> Records:
------------

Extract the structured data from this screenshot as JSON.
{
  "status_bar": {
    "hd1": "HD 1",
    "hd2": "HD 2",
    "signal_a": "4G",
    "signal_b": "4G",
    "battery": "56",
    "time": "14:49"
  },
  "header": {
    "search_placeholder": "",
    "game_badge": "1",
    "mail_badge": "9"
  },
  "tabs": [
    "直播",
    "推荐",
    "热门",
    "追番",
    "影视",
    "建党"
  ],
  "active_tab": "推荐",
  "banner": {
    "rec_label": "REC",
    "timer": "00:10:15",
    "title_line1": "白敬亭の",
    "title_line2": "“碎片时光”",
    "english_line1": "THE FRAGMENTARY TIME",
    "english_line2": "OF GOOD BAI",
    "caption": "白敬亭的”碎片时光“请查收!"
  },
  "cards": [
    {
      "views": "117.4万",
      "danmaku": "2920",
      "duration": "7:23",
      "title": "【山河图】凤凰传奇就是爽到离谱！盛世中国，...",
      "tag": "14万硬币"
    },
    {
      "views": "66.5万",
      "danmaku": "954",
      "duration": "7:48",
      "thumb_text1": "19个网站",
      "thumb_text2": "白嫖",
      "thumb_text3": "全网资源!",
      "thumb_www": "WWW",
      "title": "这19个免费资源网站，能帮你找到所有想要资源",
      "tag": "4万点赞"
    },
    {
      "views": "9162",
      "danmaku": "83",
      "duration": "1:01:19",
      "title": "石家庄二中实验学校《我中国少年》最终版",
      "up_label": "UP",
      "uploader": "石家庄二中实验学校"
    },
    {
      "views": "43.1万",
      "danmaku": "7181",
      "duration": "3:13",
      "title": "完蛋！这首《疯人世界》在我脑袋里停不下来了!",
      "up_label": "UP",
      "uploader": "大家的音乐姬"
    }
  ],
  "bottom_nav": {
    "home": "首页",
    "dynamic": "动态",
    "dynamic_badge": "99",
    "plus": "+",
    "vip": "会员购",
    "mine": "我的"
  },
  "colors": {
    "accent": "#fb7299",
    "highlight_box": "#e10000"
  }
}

------------

> Task instructions:
Restate the whole listing exactly.

> Solution to the problem:
Extract the structured data from this screenshot as JSON.
{
  "status_bar": {
    "hd1": "HD 1",
    "hd2": "HD 2",
    "signal_a": "4G",
    "signal_b": "4G",
    "battery": "56",
    "time": "14:49"
  },
  "header": {
    "search_placeholder": "",
    "game_badge": "1",
    "mail_badge": "9"
  },
  "tabs": [
    "直播",
    "推荐",
    "热门",
    "追番",
    "影视",
    "建党"
  ],
  "active_tab": "推荐",
  "banner": {
    "rec_label": "REC",
    "timer": "00:10:15",
    "title_line1": "白敬亭の",
    "title_line2": "“碎片时光”",
    "english_line1": "THE FRAGMENTARY TIME",
    "english_line2": "OF GOOD BAI",
    "caption": "白敬亭的”碎片时光“请查收!"
  },
  "cards": [
    {
      "views": "117.4万",
      "danmaku": "2920",
      "duration": "7:23",
      "title": "【山河图】凤凰传奇就是爽到离谱！盛世中国，...",
      "tag": "14万硬币"
    },
    {
      "views": "66.5万",
      "danmaku": "954",
      "duration": "7:48",
      "thumb_text1": "19个网站",
      "thumb_text2": "白嫖",
      "thumb_text3": "全网资源!",
      "thumb_www": "WWW",
      "title": "这19个免费资源网站，能帮你找到所有想要资源",
      "tag": "4万点赞"
    },
    {
      "views": "9162",
      "danmaku": "83",
      "duration": "1:01:19",
      "title": "石家庄二中实验学校《我中国少年》最终版",
      "up_label": "UP",
      "uploader": "石家庄二中实验学校"
    },
    {
      "views": "43.1万",
      "danmaku": "7181",
      "duration": "3:13",
      "title": "完蛋！这首《疯人世界》在我脑袋里停不下来了!",
      "up_label": "UP",
      "uploader": "大家的音乐姬"
    }
  ],
  "bottom_nav": {
    "home": "首页",
    "dynamic": "动态",
    "dynamic_badge": "99",
    "plus": "+",
    "vip": "会员购",
    "mine": "我的"
  },
  "colors": {
    "accent": "#fb7299",
    "highlight_box": "#e10000"
  }
}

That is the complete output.